Work required: Copy every line with the string "İsimlerin" in it.

--- start ---

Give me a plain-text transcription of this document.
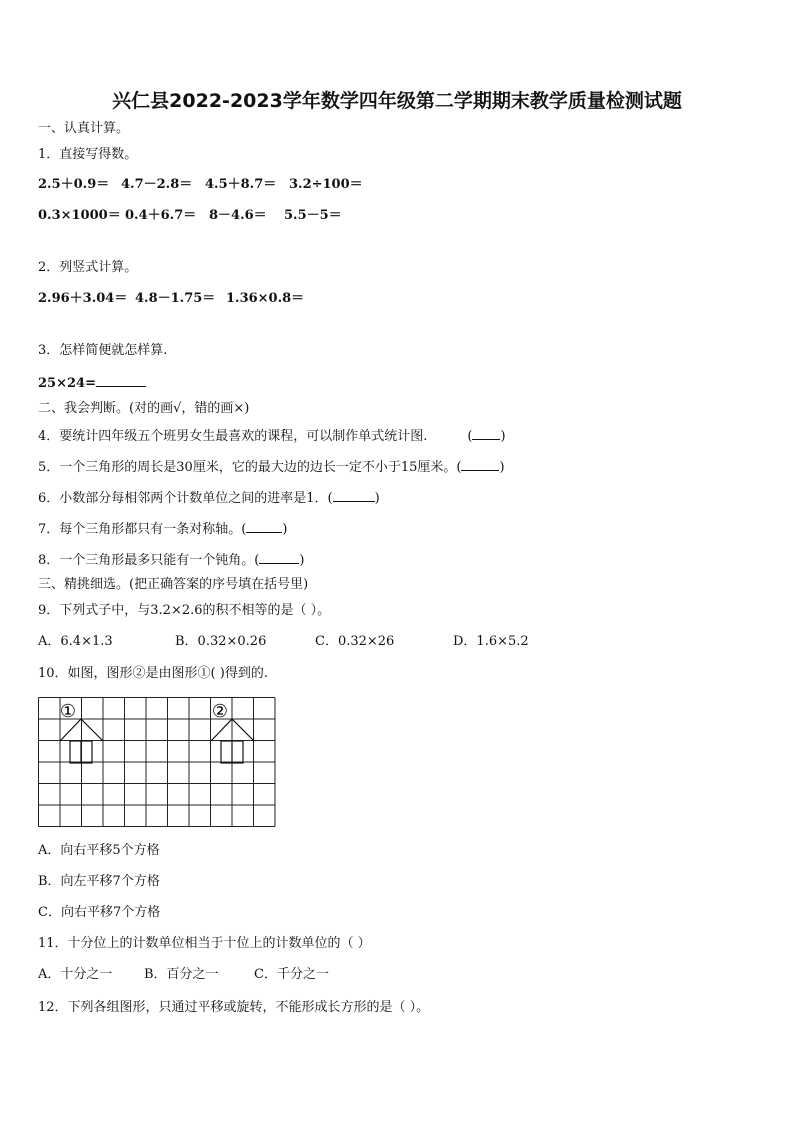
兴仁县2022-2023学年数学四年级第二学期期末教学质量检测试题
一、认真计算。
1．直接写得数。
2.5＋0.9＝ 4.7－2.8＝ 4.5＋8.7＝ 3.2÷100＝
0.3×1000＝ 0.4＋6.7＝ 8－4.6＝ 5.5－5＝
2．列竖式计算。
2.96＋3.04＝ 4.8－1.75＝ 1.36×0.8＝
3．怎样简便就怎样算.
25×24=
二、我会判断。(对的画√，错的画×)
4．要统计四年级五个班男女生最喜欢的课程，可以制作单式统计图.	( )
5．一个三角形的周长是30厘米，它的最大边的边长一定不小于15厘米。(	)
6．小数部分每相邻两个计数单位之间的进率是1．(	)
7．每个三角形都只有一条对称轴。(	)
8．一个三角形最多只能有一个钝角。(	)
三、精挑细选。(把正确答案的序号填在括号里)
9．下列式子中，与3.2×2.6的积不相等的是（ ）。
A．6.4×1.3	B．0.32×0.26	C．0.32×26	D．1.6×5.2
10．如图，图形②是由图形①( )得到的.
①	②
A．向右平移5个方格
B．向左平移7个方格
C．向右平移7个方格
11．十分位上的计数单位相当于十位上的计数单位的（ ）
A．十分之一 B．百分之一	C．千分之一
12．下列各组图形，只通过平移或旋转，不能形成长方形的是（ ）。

--- end ---
--- start ---

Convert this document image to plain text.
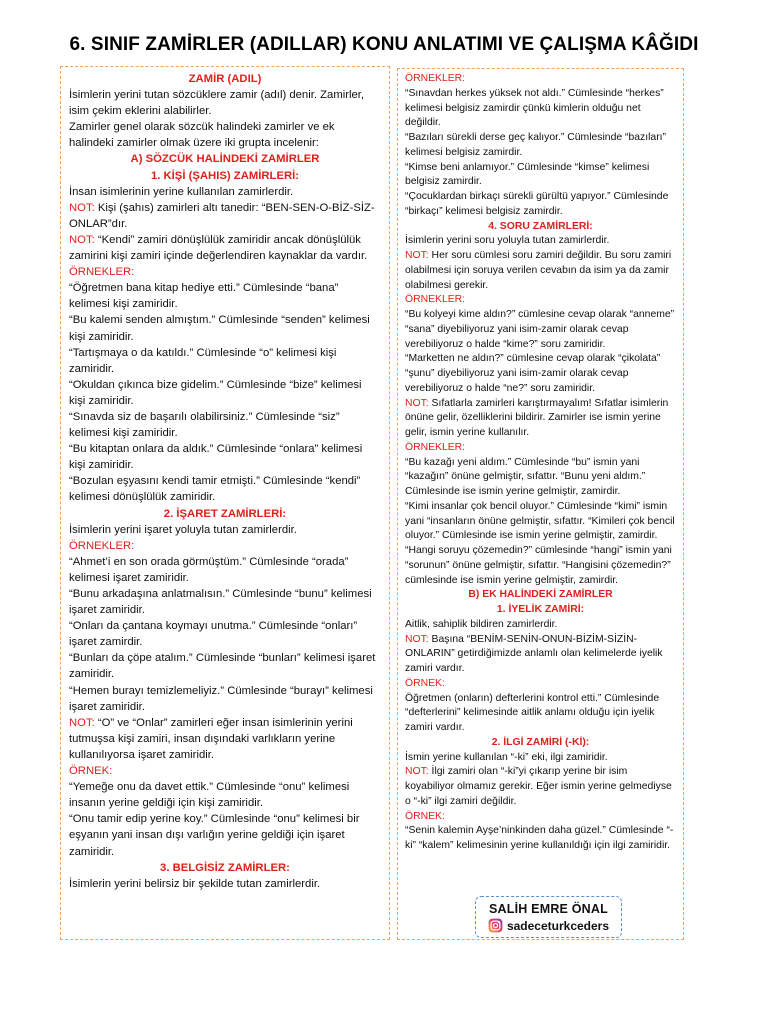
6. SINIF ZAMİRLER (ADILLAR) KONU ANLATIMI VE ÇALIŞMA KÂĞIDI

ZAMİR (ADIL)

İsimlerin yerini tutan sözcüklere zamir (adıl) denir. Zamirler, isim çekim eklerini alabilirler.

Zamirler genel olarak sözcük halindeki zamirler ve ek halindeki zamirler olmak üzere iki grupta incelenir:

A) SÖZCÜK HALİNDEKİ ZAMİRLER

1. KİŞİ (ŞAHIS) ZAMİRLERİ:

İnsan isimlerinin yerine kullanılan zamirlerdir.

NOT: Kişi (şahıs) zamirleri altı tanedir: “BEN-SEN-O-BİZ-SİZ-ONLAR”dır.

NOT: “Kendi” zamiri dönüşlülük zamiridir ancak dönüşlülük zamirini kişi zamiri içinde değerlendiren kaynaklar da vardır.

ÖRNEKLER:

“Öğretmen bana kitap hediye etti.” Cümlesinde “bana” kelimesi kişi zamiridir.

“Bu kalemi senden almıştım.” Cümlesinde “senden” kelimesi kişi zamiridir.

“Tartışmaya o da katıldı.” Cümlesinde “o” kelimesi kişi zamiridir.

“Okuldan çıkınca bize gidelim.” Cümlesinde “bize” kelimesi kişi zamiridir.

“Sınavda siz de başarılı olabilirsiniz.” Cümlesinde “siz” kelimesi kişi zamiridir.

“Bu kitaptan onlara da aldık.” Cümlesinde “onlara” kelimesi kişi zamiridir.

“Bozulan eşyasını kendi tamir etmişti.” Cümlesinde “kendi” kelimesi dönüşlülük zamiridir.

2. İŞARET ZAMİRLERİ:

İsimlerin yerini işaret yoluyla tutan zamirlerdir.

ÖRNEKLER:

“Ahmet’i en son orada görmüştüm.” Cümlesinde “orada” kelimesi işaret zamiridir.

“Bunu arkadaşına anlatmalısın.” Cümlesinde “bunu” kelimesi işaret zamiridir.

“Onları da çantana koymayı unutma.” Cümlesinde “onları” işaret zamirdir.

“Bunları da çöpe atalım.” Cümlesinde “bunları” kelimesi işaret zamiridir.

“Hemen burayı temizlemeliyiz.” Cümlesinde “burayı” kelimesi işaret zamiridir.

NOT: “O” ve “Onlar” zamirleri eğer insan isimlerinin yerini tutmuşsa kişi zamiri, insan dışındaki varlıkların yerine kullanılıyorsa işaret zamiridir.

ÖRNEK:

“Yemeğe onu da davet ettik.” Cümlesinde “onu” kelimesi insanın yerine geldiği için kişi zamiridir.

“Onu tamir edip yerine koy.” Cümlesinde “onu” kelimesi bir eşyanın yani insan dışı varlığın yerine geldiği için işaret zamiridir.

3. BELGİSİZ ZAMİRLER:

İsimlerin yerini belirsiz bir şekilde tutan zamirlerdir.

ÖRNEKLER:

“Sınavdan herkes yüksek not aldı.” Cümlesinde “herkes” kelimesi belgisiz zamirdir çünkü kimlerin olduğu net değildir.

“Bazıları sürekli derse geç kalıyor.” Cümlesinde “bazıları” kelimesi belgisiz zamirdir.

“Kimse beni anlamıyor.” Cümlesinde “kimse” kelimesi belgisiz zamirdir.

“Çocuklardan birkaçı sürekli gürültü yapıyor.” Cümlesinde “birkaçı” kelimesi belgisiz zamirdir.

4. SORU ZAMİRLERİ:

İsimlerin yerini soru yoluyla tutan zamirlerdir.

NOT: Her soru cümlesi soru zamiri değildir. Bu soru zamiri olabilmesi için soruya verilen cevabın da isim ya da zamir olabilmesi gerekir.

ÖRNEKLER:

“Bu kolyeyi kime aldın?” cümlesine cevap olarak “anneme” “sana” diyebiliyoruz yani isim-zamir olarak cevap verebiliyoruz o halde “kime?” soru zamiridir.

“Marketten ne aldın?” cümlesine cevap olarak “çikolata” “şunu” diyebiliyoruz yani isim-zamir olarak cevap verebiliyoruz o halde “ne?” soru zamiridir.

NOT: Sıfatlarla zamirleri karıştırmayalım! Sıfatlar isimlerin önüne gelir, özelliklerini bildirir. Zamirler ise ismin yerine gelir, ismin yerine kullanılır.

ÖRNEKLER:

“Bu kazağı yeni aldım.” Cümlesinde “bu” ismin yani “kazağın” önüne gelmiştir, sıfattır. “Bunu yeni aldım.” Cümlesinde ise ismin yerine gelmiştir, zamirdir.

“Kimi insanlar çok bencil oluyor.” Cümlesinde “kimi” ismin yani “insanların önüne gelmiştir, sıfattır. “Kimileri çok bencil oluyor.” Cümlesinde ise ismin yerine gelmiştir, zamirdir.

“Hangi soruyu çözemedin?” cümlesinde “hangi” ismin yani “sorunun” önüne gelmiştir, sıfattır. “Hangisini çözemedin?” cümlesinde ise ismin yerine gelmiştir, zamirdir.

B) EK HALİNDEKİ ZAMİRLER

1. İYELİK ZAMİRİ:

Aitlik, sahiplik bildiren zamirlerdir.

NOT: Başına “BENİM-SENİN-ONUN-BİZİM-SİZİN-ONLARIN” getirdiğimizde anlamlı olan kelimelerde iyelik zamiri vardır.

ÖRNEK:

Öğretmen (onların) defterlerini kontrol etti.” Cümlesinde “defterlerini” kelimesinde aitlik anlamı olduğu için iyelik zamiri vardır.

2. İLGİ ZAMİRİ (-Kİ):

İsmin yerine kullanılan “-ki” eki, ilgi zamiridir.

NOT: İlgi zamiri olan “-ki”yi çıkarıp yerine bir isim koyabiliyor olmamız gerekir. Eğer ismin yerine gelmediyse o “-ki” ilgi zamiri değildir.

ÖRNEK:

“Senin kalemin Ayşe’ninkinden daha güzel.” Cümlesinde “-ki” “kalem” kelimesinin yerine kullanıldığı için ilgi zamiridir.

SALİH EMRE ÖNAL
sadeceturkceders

--- end ---

Expected output:
İsimlerin yerini tutan sözcüklere zamir (adıl) denir. Zamirler, isim çekim eklerini alabilirler.
İsimlerin yerini işaret yoluyla tutan zamirlerdir.
İsimlerin yerini belirsiz bir şekilde tutan zamirlerdir.
İsimlerin yerini soru yoluyla tutan zamirlerdir.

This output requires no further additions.